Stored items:
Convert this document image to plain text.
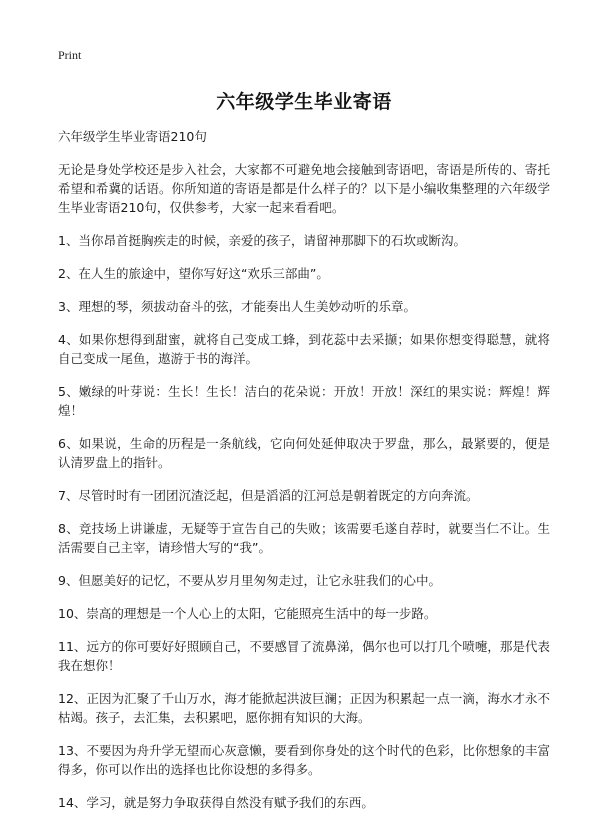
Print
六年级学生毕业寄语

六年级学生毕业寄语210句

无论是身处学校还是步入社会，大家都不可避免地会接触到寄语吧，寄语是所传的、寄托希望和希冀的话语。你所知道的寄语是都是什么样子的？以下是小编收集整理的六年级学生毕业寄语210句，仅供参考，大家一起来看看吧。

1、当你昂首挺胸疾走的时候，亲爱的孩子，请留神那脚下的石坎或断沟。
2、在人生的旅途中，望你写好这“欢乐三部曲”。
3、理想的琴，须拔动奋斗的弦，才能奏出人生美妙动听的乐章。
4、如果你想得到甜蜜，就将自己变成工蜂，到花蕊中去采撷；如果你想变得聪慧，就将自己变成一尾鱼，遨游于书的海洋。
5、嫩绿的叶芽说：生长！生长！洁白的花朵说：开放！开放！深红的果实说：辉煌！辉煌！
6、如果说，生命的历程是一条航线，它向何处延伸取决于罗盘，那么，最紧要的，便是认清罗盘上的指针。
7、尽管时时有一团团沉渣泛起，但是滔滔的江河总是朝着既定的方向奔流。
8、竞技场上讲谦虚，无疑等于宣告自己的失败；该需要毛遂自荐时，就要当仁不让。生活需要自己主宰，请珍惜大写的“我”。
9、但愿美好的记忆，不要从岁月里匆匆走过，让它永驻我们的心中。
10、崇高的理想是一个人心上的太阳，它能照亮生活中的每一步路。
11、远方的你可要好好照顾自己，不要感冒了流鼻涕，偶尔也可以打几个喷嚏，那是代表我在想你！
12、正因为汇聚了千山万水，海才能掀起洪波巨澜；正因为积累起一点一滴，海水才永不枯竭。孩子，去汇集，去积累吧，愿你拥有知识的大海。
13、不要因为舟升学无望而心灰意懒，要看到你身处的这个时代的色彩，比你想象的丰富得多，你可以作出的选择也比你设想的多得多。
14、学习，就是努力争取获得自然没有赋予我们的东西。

---

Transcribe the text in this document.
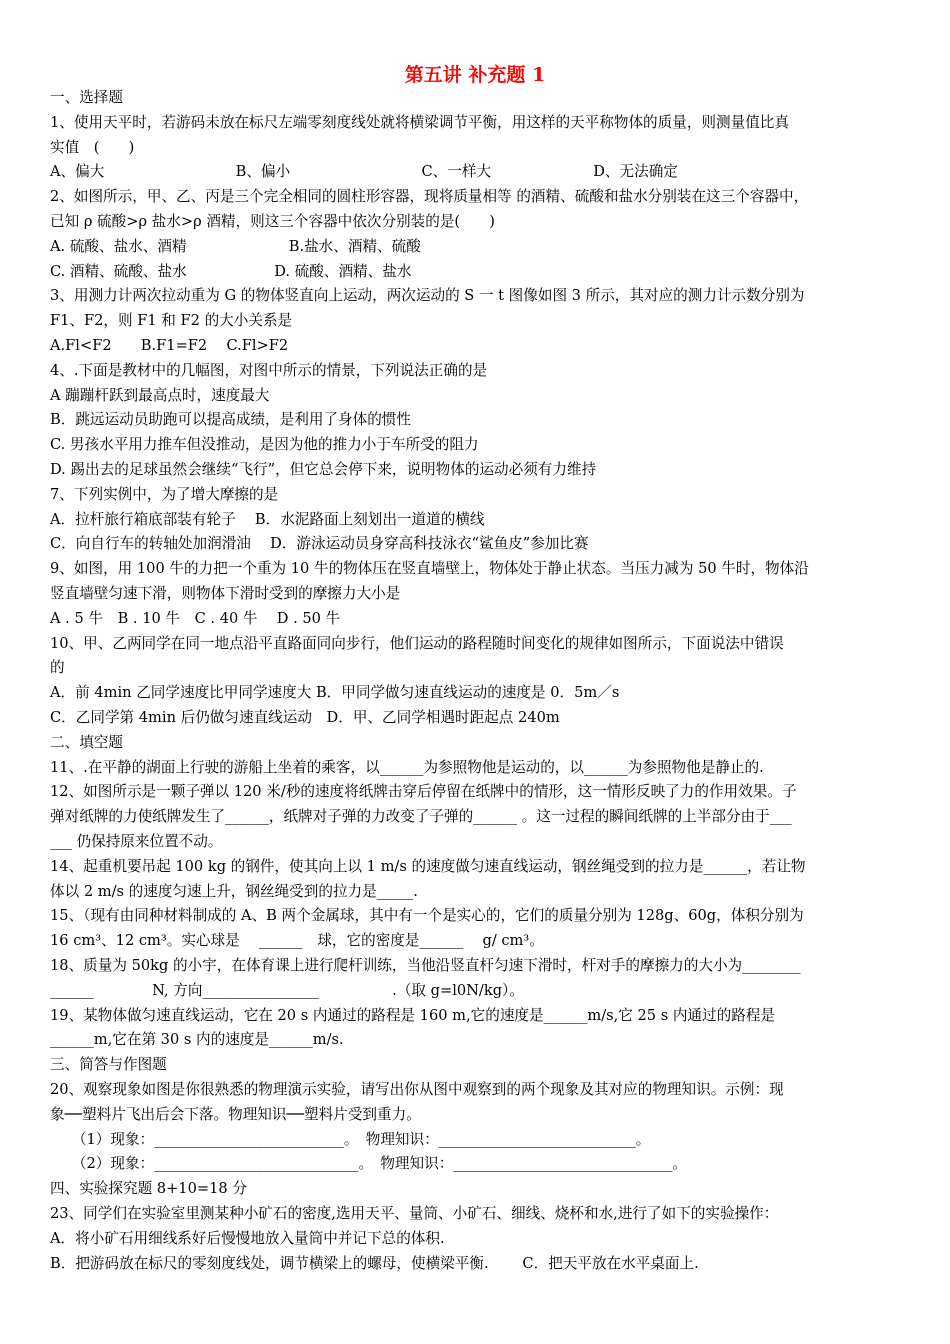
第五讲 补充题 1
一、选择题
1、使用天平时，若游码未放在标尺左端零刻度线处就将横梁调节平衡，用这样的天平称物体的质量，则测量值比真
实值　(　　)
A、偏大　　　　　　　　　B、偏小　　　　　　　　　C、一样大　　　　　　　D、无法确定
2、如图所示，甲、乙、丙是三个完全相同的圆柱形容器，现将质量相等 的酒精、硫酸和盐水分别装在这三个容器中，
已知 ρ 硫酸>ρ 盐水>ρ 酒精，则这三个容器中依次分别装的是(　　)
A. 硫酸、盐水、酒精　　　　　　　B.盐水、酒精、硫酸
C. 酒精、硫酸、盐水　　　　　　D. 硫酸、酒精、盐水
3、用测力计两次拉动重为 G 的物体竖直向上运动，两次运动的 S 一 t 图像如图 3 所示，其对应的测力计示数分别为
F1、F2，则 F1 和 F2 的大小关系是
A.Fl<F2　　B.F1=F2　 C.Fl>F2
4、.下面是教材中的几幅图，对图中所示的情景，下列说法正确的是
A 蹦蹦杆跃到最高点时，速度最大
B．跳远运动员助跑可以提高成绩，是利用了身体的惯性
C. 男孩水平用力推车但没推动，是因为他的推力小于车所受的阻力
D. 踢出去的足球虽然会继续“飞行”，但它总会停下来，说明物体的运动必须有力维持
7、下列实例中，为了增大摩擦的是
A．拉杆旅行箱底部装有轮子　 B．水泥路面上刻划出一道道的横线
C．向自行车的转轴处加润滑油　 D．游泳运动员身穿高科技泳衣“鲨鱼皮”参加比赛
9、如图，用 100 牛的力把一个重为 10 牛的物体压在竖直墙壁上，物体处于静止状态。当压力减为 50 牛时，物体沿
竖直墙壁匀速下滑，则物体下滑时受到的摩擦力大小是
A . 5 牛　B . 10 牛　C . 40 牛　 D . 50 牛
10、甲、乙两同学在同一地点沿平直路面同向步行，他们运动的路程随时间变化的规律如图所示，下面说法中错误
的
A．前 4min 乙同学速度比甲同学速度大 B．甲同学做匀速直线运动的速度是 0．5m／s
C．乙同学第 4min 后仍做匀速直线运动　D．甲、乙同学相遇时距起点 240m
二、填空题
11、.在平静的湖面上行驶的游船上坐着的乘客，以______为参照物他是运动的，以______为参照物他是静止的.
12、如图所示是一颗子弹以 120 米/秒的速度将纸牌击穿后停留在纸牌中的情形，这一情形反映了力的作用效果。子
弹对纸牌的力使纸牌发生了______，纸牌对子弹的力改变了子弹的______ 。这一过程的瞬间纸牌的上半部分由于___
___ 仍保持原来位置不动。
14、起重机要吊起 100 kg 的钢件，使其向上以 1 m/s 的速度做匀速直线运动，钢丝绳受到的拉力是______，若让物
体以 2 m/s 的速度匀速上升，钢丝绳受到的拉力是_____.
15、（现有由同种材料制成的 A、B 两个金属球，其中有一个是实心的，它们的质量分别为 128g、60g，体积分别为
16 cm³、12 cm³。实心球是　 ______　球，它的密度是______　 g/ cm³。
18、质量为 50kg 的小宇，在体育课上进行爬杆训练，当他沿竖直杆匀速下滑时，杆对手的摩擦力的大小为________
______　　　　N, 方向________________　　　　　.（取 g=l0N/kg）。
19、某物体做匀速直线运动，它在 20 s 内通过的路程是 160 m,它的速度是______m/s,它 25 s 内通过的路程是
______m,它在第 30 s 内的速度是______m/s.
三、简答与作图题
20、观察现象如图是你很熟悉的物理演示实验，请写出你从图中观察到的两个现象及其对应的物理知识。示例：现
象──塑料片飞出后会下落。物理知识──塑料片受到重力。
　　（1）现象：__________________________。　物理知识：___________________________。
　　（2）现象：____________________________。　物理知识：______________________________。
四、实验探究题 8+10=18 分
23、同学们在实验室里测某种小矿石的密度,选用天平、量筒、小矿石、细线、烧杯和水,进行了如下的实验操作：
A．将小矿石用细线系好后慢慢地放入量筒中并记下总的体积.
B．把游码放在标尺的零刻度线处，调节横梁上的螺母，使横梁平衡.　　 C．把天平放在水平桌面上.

Required task: Select from the material above each line in which the string "text" appears, and list those lines.

Written response:
Convert this document image to plain text.
Transcribe the text in this document.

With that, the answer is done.